** start of Provided records **

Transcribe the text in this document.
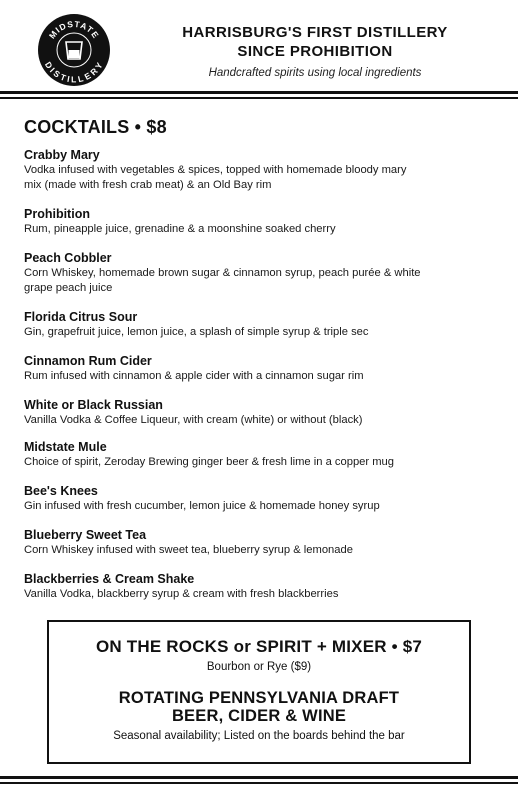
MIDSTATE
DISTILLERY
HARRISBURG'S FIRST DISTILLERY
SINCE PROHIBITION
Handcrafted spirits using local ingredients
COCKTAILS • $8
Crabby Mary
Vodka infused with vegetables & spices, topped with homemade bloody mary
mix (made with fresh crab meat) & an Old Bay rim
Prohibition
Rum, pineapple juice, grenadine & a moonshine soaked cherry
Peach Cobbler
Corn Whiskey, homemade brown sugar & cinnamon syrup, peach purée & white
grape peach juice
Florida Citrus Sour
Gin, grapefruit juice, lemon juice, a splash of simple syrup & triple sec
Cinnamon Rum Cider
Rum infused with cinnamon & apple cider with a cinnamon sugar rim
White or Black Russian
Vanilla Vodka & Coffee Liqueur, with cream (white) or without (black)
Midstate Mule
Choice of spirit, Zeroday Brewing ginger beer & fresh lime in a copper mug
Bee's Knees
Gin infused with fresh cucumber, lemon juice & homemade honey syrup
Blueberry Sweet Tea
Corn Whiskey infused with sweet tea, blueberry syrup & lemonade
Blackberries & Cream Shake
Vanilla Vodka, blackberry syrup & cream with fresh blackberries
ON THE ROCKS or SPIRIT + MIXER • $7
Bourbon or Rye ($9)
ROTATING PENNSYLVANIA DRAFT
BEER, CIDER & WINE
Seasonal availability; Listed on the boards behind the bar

** end of Provided records **

◆ Task details
All records above are to be printed exactly, minus the pictures they contain.

◆ Full answer
Transcribe the text in this document.
MIDSTATE
DISTILLERY
HARRISBURG'S FIRST DISTILLERY
SINCE PROHIBITION
Handcrafted spirits using local ingredients
COCKTAILS • $8
Crabby Mary
Vodka infused with vegetables & spices, topped with homemade bloody mary
mix (made with fresh crab meat) & an Old Bay rim
Prohibition
Rum, pineapple juice, grenadine & a moonshine soaked cherry
Peach Cobbler
Corn Whiskey, homemade brown sugar & cinnamon syrup, peach purée & white
grape peach juice
Florida Citrus Sour
Gin, grapefruit juice, lemon juice, a splash of simple syrup & triple sec
Cinnamon Rum Cider
Rum infused with cinnamon & apple cider with a cinnamon sugar rim
White or Black Russian
Vanilla Vodka & Coffee Liqueur, with cream (white) or without (black)
Midstate Mule
Choice of spirit, Zeroday Brewing ginger beer & fresh lime in a copper mug
Bee's Knees
Gin infused with fresh cucumber, lemon juice & homemade honey syrup
Blueberry Sweet Tea
Corn Whiskey infused with sweet tea, blueberry syrup & lemonade
Blackberries & Cream Shake
Vanilla Vodka, blackberry syrup & cream with fresh blackberries
ON THE ROCKS or SPIRIT + MIXER • $7
Bourbon or Rye ($9)
ROTATING PENNSYLVANIA DRAFT
BEER, CIDER & WINE
Seasonal availability; Listed on the boards behind the bar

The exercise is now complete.